▶ _PROVIDED RECORDS_
-- Start --
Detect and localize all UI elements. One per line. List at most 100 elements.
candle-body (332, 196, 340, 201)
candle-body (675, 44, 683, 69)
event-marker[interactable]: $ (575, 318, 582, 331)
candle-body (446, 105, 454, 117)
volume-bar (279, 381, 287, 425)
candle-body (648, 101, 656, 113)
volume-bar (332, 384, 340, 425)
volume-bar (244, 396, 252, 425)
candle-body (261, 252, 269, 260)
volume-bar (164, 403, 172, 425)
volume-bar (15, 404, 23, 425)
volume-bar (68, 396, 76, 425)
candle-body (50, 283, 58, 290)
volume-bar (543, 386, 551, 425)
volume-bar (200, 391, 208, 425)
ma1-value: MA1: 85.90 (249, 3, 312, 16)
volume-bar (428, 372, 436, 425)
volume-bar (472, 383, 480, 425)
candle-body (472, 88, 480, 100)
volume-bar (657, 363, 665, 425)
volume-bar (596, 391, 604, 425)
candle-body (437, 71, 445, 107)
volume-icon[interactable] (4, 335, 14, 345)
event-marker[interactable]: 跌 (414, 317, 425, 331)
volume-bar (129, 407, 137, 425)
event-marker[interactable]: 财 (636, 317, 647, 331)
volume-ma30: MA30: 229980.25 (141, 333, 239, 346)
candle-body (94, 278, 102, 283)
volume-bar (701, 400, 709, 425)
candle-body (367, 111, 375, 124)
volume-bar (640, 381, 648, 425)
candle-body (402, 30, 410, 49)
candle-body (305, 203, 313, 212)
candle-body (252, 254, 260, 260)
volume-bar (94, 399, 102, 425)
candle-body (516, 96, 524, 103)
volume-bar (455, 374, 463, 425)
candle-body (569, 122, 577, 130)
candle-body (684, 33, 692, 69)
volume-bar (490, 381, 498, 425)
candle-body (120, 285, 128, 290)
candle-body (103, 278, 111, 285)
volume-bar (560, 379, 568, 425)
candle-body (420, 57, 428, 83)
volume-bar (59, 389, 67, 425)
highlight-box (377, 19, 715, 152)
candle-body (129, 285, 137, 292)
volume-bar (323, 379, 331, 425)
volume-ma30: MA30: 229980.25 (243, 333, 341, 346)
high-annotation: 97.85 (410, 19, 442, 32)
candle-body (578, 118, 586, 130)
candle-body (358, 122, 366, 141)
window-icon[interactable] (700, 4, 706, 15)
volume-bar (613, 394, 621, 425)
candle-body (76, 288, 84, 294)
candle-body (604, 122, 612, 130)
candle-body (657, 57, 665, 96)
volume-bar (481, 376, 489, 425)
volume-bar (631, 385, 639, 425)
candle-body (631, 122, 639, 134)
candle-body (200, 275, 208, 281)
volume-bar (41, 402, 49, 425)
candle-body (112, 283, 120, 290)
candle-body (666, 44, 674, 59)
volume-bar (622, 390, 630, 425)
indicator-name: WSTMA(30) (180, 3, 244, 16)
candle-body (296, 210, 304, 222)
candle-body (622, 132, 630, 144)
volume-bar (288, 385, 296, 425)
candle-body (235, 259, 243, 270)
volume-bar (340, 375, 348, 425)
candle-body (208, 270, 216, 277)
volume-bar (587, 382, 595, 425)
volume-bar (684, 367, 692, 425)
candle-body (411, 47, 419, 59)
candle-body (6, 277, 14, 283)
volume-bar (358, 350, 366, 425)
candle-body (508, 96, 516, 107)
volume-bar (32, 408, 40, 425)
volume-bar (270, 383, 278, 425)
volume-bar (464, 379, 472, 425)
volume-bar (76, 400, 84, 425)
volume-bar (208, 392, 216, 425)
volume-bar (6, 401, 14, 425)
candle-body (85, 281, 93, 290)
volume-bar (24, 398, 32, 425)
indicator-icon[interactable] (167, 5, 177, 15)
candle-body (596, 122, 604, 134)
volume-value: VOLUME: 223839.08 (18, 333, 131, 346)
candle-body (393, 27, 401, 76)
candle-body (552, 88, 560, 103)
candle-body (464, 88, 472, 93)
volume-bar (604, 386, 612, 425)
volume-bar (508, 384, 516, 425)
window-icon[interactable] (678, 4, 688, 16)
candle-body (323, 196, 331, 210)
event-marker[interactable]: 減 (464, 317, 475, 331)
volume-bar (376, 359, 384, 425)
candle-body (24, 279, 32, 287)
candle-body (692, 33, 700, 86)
-- End --
▶ _WHAT NEEDS TO BE DONE_
Present every line of the material above as a Markdown table with two columns, Row and Entry. Number the lines in order and skip any blank lines.

▶ _CORRECT RESULT_
| Row | Entry |
|---|---|
| 1 | Detect and localize all UI elements. One per line. List at most 100 elements. |
| 2 | candle-body (332, 196, 340, 201) |
| 3 | candle-body (675, 44, 683, 69) |
| 4 | event-marker[interactable]: $ (575, 318, 582, 331) |
| 5 | candle-body (446, 105, 454, 117) |
| 6 | volume-bar (279, 381, 287, 425) |
| 7 | candle-body (648, 101, 656, 113) |
| 8 | volume-bar (332, 384, 340, 425) |
| 9 | volume-bar (244, 396, 252, 425) |
| 10 | candle-body (261, 252, 269, 260) |
| 11 | volume-bar (164, 403, 172, 425) |
| 12 | volume-bar (15, 404, 23, 425) |
| 13 | volume-bar (68, 396, 76, 425) |
| 14 | candle-body (50, 283, 58, 290) |
| 15 | volume-bar (543, 386, 551, 425) |
| 16 | volume-bar (200, 391, 208, 425) |
| 17 | ma1-value: MA1: 85.90 (249, 3, 312, 16) |
| 18 | volume-bar (428, 372, 436, 425) |
| 19 | volume-bar (472, 383, 480, 425) |
| 20 | candle-body (472, 88, 480, 100) |
| 21 | volume-bar (657, 363, 665, 425) |
| 22 | volume-bar (596, 391, 604, 425) |
| 23 | candle-body (437, 71, 445, 107) |
| 24 | volume-icon[interactable] (4, 335, 14, 345) |
| 25 | event-marker[interactable]: 跌 (414, 317, 425, 331) |
| 26 | volume-bar (129, 407, 137, 425) |
| 27 | event-marker[interactable]: 财 (636, 317, 647, 331) |
| 28 | volume-ma30: MA30: 229980.25 (141, 333, 239, 346) |
| 29 | candle-body (94, 278, 102, 283) |
| 30 | volume-bar (701, 400, 709, 425) |
| 31 | candle-body (367, 111, 375, 124) |
| 32 | volume-bar (640, 381, 648, 425) |
| 33 | candle-body (402, 30, 410, 49) |
| 34 | candle-body (305, 203, 313, 212) |
| 35 | candle-body (252, 254, 260, 260) |
| 36 | volume-bar (94, 399, 102, 425) |
| 37 | candle-body (516, 96, 524, 103) |
| 38 | volume-bar (455, 374, 463, 425) |
| 39 | candle-body (569, 122, 577, 130) |
| 40 | candle-body (684, 33, 692, 69) |
| 41 | volume-bar (490, 381, 498, 425) |
| 42 | candle-body (120, 285, 128, 290) |
| 43 | candle-body (103, 278, 111, 285) |
| 44 | volume-bar (560, 379, 568, 425) |
| 45 | candle-body (420, 57, 428, 83) |
| 46 | volume-bar (59, 389, 67, 425) |
| 47 | highlight-box (377, 19, 715, 152) |
| 48 | candle-body (129, 285, 137, 292) |
| 49 | volume-bar (323, 379, 331, 425) |
| 50 | volume-ma30: MA30: 229980.25 (243, 333, 341, 346) |
| 51 | high-annotation: 97.85 (410, 19, 442, 32) |
| 52 | candle-body (578, 118, 586, 130) |
| 53 | candle-body (358, 122, 366, 141) |
| 54 | window-icon[interactable] (700, 4, 706, 15) |
| 55 | volume-bar (613, 394, 621, 425) |
| 56 | candle-body (76, 288, 84, 294) |
| 57 | candle-body (604, 122, 612, 130) |
| 58 | candle-body (657, 57, 665, 96) |
| 59 | volume-bar (481, 376, 489, 425) |
| 60 | volume-bar (631, 385, 639, 425) |
| 61 | candle-body (631, 122, 639, 134) |
| 62 | candle-body (200, 275, 208, 281) |
| 63 | volume-bar (41, 402, 49, 425) |
| 64 | candle-body (112, 283, 120, 290) |
| 65 | candle-body (666, 44, 674, 59) |
| 66 | volume-bar (622, 390, 630, 425) |
| 67 | indicator-name: WSTMA(30) (180, 3, 244, 16) |
| 68 | candle-body (296, 210, 304, 222) |
| 69 | candle-body (622, 132, 630, 144) |
| 70 | volume-bar (288, 385, 296, 425) |
| 71 | candle-body (235, 259, 243, 270) |
| 72 | volume-bar (340, 375, 348, 425) |
| 73 | candle-body (208, 270, 216, 277) |
| 74 | volume-bar (587, 382, 595, 425) |
| 75 | volume-bar (684, 367, 692, 425) |
| 76 | candle-body (411, 47, 419, 59) |
| 77 | candle-body (6, 277, 14, 283) |
| 78 | volume-bar (358, 350, 366, 425) |
| 79 | candle-body (508, 96, 516, 107) |
| 80 | volume-bar (32, 408, 40, 425) |
| 81 | volume-bar (270, 383, 278, 425) |
| 82 | volume-bar (464, 379, 472, 425) |
| 83 | volume-bar (76, 400, 84, 425) |
| 84 | volume-bar (208, 392, 216, 425) |
| 85 | volume-bar (6, 401, 14, 425) |
| 86 | candle-body (85, 281, 93, 290) |
| 87 | volume-bar (24, 398, 32, 425) |
| 88 | indicator-icon[interactable] (167, 5, 177, 15) |
| 89 | candle-body (596, 122, 604, 134) |
| 90 | volume-value: VOLUME: 223839.08 (18, 333, 131, 346) |
| 91 | candle-body (393, 27, 401, 76) |
| 92 | candle-body (552, 88, 560, 103) |
| 93 | candle-body (464, 88, 472, 93) |
| 94 | volume-bar (604, 386, 612, 425) |
| 95 | volume-bar (508, 384, 516, 425) |
| 96 | window-icon[interactable] (678, 4, 688, 16) |
| 97 | candle-body (323, 196, 331, 210) |
| 98 | event-marker[interactable]: 減 (464, 317, 475, 331) |
| 99 | volume-bar (376, 359, 384, 425) |
| 100 | candle-body (24, 279, 32, 287) |
| 101 | candle-body (692, 33, 700, 86) |